>> start RECORDS TO PROCESS

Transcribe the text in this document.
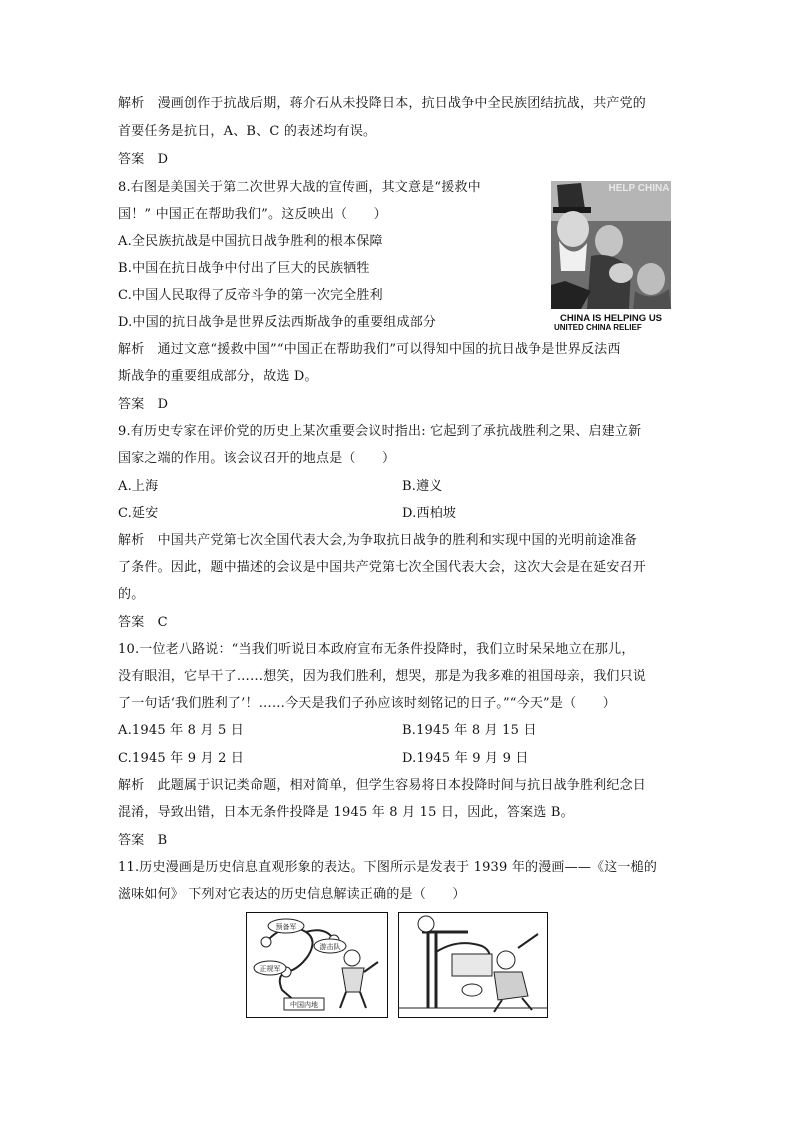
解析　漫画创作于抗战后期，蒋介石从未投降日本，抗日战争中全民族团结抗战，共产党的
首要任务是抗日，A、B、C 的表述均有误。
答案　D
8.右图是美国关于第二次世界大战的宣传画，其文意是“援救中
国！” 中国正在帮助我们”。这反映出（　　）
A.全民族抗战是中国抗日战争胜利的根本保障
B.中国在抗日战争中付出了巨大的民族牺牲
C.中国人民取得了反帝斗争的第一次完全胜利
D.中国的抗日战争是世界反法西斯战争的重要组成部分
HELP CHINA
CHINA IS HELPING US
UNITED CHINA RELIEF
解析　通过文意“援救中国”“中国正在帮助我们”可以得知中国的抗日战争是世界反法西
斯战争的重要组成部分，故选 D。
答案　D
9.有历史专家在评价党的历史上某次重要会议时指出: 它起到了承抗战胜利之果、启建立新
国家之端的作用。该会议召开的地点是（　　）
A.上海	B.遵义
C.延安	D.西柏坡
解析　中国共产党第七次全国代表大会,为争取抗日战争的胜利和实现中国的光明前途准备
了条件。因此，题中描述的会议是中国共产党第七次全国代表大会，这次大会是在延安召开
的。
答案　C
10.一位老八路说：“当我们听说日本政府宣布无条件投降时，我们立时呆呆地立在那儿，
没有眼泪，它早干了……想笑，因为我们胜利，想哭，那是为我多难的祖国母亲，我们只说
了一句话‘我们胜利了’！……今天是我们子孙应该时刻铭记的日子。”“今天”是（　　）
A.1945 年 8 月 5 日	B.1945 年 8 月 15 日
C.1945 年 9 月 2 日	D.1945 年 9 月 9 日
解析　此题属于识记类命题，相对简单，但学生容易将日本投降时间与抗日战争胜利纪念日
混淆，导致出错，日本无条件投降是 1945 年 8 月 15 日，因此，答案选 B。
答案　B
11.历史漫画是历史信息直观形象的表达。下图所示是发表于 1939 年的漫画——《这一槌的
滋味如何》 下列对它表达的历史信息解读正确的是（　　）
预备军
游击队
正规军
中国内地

>> end RECORDS TO PROCESS
>> start RECORDS TO PROCESS

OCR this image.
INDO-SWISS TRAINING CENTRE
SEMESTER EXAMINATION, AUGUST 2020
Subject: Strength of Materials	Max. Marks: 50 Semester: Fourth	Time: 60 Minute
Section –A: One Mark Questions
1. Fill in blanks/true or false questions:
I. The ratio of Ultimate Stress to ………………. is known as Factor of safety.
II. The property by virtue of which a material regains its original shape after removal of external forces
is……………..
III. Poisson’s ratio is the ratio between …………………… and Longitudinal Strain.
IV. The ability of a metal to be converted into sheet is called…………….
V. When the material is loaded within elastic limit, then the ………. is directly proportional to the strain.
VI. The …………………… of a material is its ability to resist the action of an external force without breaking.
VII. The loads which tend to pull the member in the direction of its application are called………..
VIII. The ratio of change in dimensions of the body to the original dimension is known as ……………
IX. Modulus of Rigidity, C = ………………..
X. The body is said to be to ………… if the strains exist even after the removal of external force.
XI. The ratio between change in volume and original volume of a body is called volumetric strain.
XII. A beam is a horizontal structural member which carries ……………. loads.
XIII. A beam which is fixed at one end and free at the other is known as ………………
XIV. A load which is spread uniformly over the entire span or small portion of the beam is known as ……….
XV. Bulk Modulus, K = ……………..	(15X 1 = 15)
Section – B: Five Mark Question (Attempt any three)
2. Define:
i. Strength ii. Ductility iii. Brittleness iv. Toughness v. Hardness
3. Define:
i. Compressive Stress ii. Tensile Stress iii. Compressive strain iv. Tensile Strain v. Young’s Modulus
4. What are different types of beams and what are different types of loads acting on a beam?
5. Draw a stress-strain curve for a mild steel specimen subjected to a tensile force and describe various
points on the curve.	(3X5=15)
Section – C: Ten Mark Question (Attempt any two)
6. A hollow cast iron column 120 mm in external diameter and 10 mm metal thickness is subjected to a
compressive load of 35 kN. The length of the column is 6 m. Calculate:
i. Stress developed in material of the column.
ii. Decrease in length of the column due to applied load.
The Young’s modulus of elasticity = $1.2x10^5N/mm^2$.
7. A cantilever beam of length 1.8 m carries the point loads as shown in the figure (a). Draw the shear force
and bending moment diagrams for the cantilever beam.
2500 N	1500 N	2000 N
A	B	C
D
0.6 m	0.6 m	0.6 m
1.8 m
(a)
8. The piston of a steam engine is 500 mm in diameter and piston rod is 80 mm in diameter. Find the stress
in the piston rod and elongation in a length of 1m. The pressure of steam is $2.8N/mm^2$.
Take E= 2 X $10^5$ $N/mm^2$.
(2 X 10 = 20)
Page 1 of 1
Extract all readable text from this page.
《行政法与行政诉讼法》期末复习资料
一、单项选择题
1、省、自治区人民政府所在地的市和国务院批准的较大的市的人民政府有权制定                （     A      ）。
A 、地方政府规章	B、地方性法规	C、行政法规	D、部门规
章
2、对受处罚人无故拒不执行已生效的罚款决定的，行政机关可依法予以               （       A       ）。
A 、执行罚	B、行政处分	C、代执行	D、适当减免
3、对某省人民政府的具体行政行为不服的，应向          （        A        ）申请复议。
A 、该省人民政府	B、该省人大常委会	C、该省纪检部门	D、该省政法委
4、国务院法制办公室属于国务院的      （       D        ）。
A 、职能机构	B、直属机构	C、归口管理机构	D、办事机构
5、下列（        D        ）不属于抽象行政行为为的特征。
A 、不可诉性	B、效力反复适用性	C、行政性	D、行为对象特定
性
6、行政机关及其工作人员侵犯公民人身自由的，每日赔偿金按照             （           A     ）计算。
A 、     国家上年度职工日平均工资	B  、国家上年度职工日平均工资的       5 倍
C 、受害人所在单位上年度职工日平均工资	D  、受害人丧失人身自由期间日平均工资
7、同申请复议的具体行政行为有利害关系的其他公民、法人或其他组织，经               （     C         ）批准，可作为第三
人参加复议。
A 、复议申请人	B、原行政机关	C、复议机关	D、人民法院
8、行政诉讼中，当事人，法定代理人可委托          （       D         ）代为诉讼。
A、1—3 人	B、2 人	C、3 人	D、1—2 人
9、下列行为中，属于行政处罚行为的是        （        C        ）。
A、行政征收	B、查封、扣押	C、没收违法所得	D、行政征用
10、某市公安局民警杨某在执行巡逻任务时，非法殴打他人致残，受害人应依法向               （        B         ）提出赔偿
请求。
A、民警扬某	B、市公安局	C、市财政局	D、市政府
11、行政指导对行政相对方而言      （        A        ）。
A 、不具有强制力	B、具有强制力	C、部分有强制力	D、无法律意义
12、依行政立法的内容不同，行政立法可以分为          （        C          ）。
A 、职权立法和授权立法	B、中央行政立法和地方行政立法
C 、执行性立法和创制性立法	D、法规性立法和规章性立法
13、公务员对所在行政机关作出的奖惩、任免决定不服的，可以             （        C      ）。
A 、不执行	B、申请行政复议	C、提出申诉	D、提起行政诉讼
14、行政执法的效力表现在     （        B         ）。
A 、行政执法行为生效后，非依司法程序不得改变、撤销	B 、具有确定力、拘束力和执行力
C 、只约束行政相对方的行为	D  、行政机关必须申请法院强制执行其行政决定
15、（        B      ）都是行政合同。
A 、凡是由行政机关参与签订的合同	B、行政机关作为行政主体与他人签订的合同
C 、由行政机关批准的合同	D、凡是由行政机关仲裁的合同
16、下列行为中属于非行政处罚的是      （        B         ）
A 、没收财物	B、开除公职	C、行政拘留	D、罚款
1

>> end RECORDS TO PROCESS

From the entries above, return each line with the word "called" in it.

### SOLUTION BELOW
IV. The ability of a metal to be converted into sheet is called…………….
VII. The loads which tend to pull the member in the direction of its application are called………..
XI. The ratio between change in volume and original volume of a body is called volumetric strain.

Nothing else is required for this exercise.